____ SUPPLIED DATA

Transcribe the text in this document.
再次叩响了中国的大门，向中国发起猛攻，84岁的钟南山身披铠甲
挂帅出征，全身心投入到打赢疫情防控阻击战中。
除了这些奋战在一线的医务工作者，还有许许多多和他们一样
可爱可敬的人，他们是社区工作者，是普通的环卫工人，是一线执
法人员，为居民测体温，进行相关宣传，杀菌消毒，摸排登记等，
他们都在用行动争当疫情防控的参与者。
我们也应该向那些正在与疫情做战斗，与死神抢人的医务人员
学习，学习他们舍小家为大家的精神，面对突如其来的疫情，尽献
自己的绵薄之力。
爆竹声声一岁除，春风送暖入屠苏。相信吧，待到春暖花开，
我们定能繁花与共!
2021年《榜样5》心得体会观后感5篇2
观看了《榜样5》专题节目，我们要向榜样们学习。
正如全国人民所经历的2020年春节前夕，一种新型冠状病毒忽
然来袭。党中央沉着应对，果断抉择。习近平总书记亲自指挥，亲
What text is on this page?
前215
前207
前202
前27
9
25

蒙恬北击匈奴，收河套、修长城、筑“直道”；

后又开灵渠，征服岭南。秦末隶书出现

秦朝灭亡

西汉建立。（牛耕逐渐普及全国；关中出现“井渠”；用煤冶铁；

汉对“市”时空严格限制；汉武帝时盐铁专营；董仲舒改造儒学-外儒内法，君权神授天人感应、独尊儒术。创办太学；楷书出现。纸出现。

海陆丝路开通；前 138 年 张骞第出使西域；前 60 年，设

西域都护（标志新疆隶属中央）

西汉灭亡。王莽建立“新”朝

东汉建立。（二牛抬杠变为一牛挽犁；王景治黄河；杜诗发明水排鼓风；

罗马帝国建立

________

▶ [WHAT IS NEEDED]: Take the lines above and retype all of them exactly.

▶ [REPLY]:
Transcribe the text in this document.
再次叩响了中国的大门，向中国发起猛攻，84岁的钟南山身披铠甲
挂帅出征，全身心投入到打赢疫情防控阻击战中。
除了这些奋战在一线的医务工作者，还有许许多多和他们一样
可爱可敬的人，他们是社区工作者，是普通的环卫工人，是一线执
法人员，为居民测体温，进行相关宣传，杀菌消毒，摸排登记等，
他们都在用行动争当疫情防控的参与者。
我们也应该向那些正在与疫情做战斗，与死神抢人的医务人员
学习，学习他们舍小家为大家的精神，面对突如其来的疫情，尽献
自己的绵薄之力。
爆竹声声一岁除，春风送暖入屠苏。相信吧，待到春暖花开，
我们定能繁花与共!
2021年《榜样5》心得体会观后感5篇2
观看了《榜样5》专题节目，我们要向榜样们学习。
正如全国人民所经历的2020年春节前夕，一种新型冠状病毒忽
然来袭。党中央沉着应对，果断抉择。习近平总书记亲自指挥，亲
What text is on this page?
前215
前207
前202
前27
9
25

蒙恬北击匈奴，收河套、修长城、筑“直道”；

后又开灵渠，征服岭南。秦末隶书出现

秦朝灭亡

西汉建立。（牛耕逐渐普及全国；关中出现“井渠”；用煤冶铁；

汉对“市”时空严格限制；汉武帝时盐铁专营；董仲舒改造儒学-外儒内法，君权神授天人感应、独尊儒术。创办太学；楷书出现。纸出现。

海陆丝路开通；前 138 年 张骞第出使西域；前 60 年，设

西域都护（标志新疆隶属中央）

西汉灭亡。王莽建立“新”朝

东汉建立。（二牛抬杠变为一牛挽犁；王景治黄河；杜诗发明水排鼓风；

罗马帝国建立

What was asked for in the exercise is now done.